* **Task objective**
All of the data must be printed exactly; please include every line.

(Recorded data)
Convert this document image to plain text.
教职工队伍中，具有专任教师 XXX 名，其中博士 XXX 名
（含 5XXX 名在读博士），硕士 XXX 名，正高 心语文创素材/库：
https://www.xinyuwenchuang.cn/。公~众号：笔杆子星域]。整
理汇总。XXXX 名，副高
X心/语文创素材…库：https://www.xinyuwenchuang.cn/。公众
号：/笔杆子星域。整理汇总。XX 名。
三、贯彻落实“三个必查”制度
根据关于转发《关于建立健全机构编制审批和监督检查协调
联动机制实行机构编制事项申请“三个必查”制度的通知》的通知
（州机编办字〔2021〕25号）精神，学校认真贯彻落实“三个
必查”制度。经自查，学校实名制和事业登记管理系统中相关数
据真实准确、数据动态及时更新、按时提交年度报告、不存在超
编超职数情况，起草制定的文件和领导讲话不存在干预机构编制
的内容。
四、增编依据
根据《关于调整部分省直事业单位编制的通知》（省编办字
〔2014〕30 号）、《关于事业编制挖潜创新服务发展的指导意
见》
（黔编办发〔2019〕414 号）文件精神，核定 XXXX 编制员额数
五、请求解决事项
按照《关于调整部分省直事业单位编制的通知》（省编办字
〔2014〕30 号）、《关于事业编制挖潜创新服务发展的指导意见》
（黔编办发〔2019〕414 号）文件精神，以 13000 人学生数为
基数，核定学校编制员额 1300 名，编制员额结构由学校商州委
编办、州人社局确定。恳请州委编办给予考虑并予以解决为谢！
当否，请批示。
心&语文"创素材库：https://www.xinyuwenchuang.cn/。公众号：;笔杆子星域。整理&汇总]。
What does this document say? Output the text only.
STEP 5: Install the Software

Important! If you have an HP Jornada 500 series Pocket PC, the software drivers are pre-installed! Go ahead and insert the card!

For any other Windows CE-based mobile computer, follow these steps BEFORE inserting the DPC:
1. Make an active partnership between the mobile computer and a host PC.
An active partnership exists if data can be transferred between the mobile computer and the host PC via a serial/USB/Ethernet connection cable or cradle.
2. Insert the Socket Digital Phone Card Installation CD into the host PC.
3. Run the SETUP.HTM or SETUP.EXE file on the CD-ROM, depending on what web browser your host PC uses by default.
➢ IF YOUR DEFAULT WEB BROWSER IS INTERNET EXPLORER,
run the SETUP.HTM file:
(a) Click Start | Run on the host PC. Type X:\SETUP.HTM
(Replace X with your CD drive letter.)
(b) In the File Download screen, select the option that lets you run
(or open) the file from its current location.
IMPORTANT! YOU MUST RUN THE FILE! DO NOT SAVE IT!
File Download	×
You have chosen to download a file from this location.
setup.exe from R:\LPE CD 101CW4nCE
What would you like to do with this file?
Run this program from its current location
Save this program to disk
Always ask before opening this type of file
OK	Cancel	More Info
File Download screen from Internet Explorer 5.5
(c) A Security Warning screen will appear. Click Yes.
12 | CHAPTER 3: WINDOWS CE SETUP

* **Final result**
Convert this document image to plain text.
教职工队伍中，具有专任教师 XXX 名，其中博士 XXX 名
（含 5XXX 名在读博士），硕士 XXX 名，正高 心语文创素材/库：
https://www.xinyuwenchuang.cn/。公~众号：笔杆子星域]。整
理汇总。XXXX 名，副高
X心/语文创素材…库：https://www.xinyuwenchuang.cn/。公众
号：/笔杆子星域。整理汇总。XX 名。
三、贯彻落实“三个必查”制度
根据关于转发《关于建立健全机构编制审批和监督检查协调
联动机制实行机构编制事项申请“三个必查”制度的通知》的通知
（州机编办字〔2021〕25号）精神，学校认真贯彻落实“三个
必查”制度。经自查，学校实名制和事业登记管理系统中相关数
据真实准确、数据动态及时更新、按时提交年度报告、不存在超
编超职数情况，起草制定的文件和领导讲话不存在干预机构编制
的内容。
四、增编依据
根据《关于调整部分省直事业单位编制的通知》（省编办字
〔2014〕30 号）、《关于事业编制挖潜创新服务发展的指导意
见》
（黔编办发〔2019〕414 号）文件精神，核定 XXXX 编制员额数
五、请求解决事项
按照《关于调整部分省直事业单位编制的通知》（省编办字
〔2014〕30 号）、《关于事业编制挖潜创新服务发展的指导意见》
（黔编办发〔2019〕414 号）文件精神，以 13000 人学生数为
基数，核定学校编制员额 1300 名，编制员额结构由学校商州委
编办、州人社局确定。恳请州委编办给予考虑并予以解决为谢！
当否，请批示。
心&语文"创素材库：https://www.xinyuwenchuang.cn/。公众号：;笔杆子星域。整理&汇总]。
What does this document say? Output the text only.
STEP 5: Install the Software

Important! If you have an HP Jornada 500 series Pocket PC, the software drivers are pre-installed! Go ahead and insert the card!

For any other Windows CE-based mobile computer, follow these steps BEFORE inserting the DPC:
1. Make an active partnership between the mobile computer and a host PC.
An active partnership exists if data can be transferred between the mobile computer and the host PC via a serial/USB/Ethernet connection cable or cradle.
2. Insert the Socket Digital Phone Card Installation CD into the host PC.
3. Run the SETUP.HTM or SETUP.EXE file on the CD-ROM, depending on what web browser your host PC uses by default.
➢ IF YOUR DEFAULT WEB BROWSER IS INTERNET EXPLORER,
run the SETUP.HTM file:
(a) Click Start | Run on the host PC. Type X:\SETUP.HTM
(Replace X with your CD drive letter.)
(b) In the File Download screen, select the option that lets you run
(or open) the file from its current location.
IMPORTANT! YOU MUST RUN THE FILE! DO NOT SAVE IT!
File Download	×
You have chosen to download a file from this location.
setup.exe from R:\LPE CD 101CW4nCE
What would you like to do with this file?
Run this program from its current location
Save this program to disk
Always ask before opening this type of file
OK	Cancel	More Info
File Download screen from Internet Explorer 5.5
(c) A Security Warning screen will appear. Click Yes.
12 | CHAPTER 3: WINDOWS CE SETUP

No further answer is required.